● **Aim of the task**
Omit every picture and write out the rest of the records exactly.

● **Supplied material**
┄┄┄┄┄┄┄┄┄┄
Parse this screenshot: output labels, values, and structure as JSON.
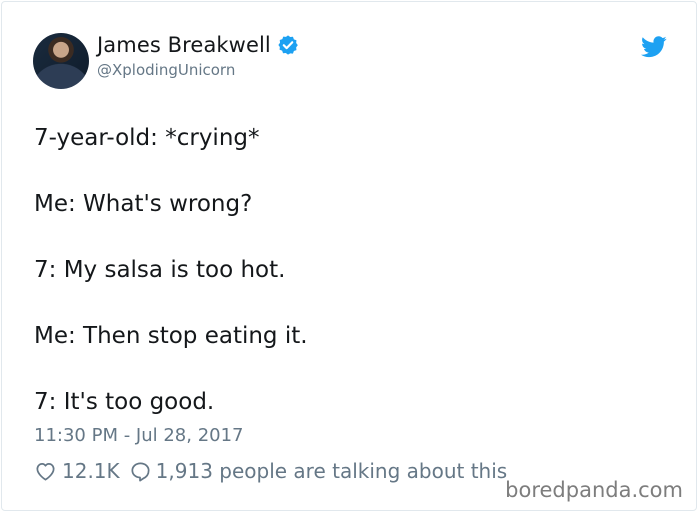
{
  "tweet": {
    "author_name": "James Breakwell",
    "author_handle": "@XplodingUnicorn",
    "lines": [
      "7-year-old: *crying*",
      "Me: What's wrong?",
      "7: My salsa is too hot.",
      "Me: Then stop eating it.",
      "7: It's too good."
    ],
    "timestamp": "11:30 PM - Jul 28, 2017",
    "likes": "12.1K",
    "conversation": "1,913 people are talking about this"
  },
  "watermark": "boredpanda.com",
  "colors": {
    "twitter_blue": "#1da1f2",
    "text": "#14171a",
    "muted": "#657786",
    "border": "#e1e8ed"
  },
  "icons": {
    "verified": "verified-badge-icon",
    "bird": "twitter-bird-icon",
    "like": "heart-icon",
    "reply": "comment-bubble-icon"
  }
}
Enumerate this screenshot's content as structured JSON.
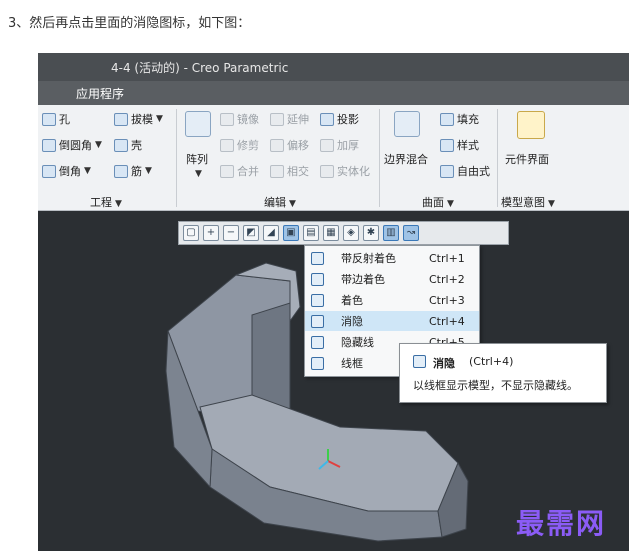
{
  "caption": "3、然后再点击里面的消隐图标，如下图：",
  "window": {
    "title": "4-4 (活动的) - Creo Parametric"
  },
  "menubar": {
    "applications": "应用程序"
  },
  "ribbon": {
    "engineering": {
      "hole": "孔",
      "draft": "拔模",
      "round": "倒圆角",
      "shell": "壳",
      "chamfer": "倒角",
      "rib": "筋",
      "group_label": "工程"
    },
    "editing": {
      "pattern": "阵列",
      "mirror": "镜像",
      "extend": "延伸",
      "project": "投影",
      "trim": "修剪",
      "offset": "偏移",
      "thicken": "加厚",
      "merge": "合并",
      "intersect": "相交",
      "solidify": "实体化",
      "group_label": "编辑"
    },
    "surfaces": {
      "fill": "填充",
      "boundary_blend": "边界混合",
      "style": "样式",
      "freestyle": "自由式",
      "group_label": "曲面"
    },
    "model_intent": {
      "component_interface": "元件界面",
      "group_label": "模型意图"
    }
  },
  "display_style_menu": {
    "items": [
      {
        "label": "带反射着色",
        "shortcut": "Ctrl+1"
      },
      {
        "label": "带边着色",
        "shortcut": "Ctrl+2"
      },
      {
        "label": "着色",
        "shortcut": "Ctrl+3"
      },
      {
        "label": "消隐",
        "shortcut": "Ctrl+4"
      },
      {
        "label": "隐藏线",
        "shortcut": "Ctrl+5"
      },
      {
        "label": "线框",
        "shortcut": ""
      }
    ],
    "highlighted_index": 3
  },
  "tooltip": {
    "title": "消隐",
    "shortcut": "(Ctrl+4)",
    "description": "以线框显示模型，不显示隐藏线。"
  },
  "watermark": "最需网",
  "colors": {
    "viewport_bg": "#2b2f33",
    "titlebar_bg": "#4a4e52",
    "menubar_bg": "#5a5e62",
    "ribbon_bg": "#f0f2f4",
    "highlight": "#cfe6f7",
    "watermark": "#8b5cf6",
    "model_fill": "#8e96a3"
  },
  "icons": [
    "hole-icon",
    "draft-icon",
    "round-icon",
    "shell-icon",
    "chamfer-icon",
    "rib-icon",
    "pattern-icon",
    "mirror-icon",
    "extend-icon",
    "project-icon",
    "trim-icon",
    "offset-icon",
    "thicken-icon",
    "merge-icon",
    "intersect-icon",
    "solidify-icon",
    "boundary-blend-icon",
    "fill-icon",
    "style-icon",
    "freestyle-icon",
    "component-interface-icon",
    "zoom-fit-icon",
    "zoom-in-icon",
    "zoom-out-icon",
    "repaint-icon",
    "view-orient-icon",
    "display-style-icon",
    "saved-views-icon",
    "view-manager-icon",
    "perspective-icon",
    "datum-display-icon",
    "annotation-display-icon"
  ]
}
┄┄┄┄┄┄┄┄┄┄
● **Result of the task**
Parse this screenshot: output labels, values, and structure as JSON.
{
  "tweet": {
    "author_name": "James Breakwell",
    "author_handle": "@XplodingUnicorn",
    "lines": [
      "7-year-old: *crying*",
      "Me: What's wrong?",
      "7: My salsa is too hot.",
      "Me: Then stop eating it.",
      "7: It's too good."
    ],
    "timestamp": "11:30 PM - Jul 28, 2017",
    "likes": "12.1K",
    "conversation": "1,913 people are talking about this"
  },
  "watermark": "boredpanda.com",
  "colors": {
    "twitter_blue": "#1da1f2",
    "text": "#14171a",
    "muted": "#657786",
    "border": "#e1e8ed"
  },
  "icons": {
    "verified": "verified-badge-icon",
    "bird": "twitter-bird-icon",
    "like": "heart-icon",
    "reply": "comment-bubble-icon"
  }
}
Enumerate this screenshot's content as structured JSON.
{
  "caption": "3、然后再点击里面的消隐图标，如下图：",
  "window": {
    "title": "4-4 (活动的) - Creo Parametric"
  },
  "menubar": {
    "applications": "应用程序"
  },
  "ribbon": {
    "engineering": {
      "hole": "孔",
      "draft": "拔模",
      "round": "倒圆角",
      "shell": "壳",
      "chamfer": "倒角",
      "rib": "筋",
      "group_label": "工程"
    },
    "editing": {
      "pattern": "阵列",
      "mirror": "镜像",
      "extend": "延伸",
      "project": "投影",
      "trim": "修剪",
      "offset": "偏移",
      "thicken": "加厚",
      "merge": "合并",
      "intersect": "相交",
      "solidify": "实体化",
      "group_label": "编辑"
    },
    "surfaces": {
      "fill": "填充",
      "boundary_blend": "边界混合",
      "style": "样式",
      "freestyle": "自由式",
      "group_label": "曲面"
    },
    "model_intent": {
      "component_interface": "元件界面",
      "group_label": "模型意图"
    }
  },
  "display_style_menu": {
    "items": [
      {
        "label": "带反射着色",
        "shortcut": "Ctrl+1"
      },
      {
        "label": "带边着色",
        "shortcut": "Ctrl+2"
      },
      {
        "label": "着色",
        "shortcut": "Ctrl+3"
      },
      {
        "label": "消隐",
        "shortcut": "Ctrl+4"
      },
      {
        "label": "隐藏线",
        "shortcut": "Ctrl+5"
      },
      {
        "label": "线框",
        "shortcut": ""
      }
    ],
    "highlighted_index": 3
  },
  "tooltip": {
    "title": "消隐",
    "shortcut": "(Ctrl+4)",
    "description": "以线框显示模型，不显示隐藏线。"
  },
  "watermark": "最需网",
  "colors": {
    "viewport_bg": "#2b2f33",
    "titlebar_bg": "#4a4e52",
    "menubar_bg": "#5a5e62",
    "ribbon_bg": "#f0f2f4",
    "highlight": "#cfe6f7",
    "watermark": "#8b5cf6",
    "model_fill": "#8e96a3"
  },
  "icons": [
    "hole-icon",
    "draft-icon",
    "round-icon",
    "shell-icon",
    "chamfer-icon",
    "rib-icon",
    "pattern-icon",
    "mirror-icon",
    "extend-icon",
    "project-icon",
    "trim-icon",
    "offset-icon",
    "thicken-icon",
    "merge-icon",
    "intersect-icon",
    "solidify-icon",
    "boundary-blend-icon",
    "fill-icon",
    "style-icon",
    "freestyle-icon",
    "component-interface-icon",
    "zoom-fit-icon",
    "zoom-in-icon",
    "zoom-out-icon",
    "repaint-icon",
    "view-orient-icon",
    "display-style-icon",
    "saved-views-icon",
    "view-manager-icon",
    "perspective-icon",
    "datum-display-icon",
    "annotation-display-icon"
  ]
}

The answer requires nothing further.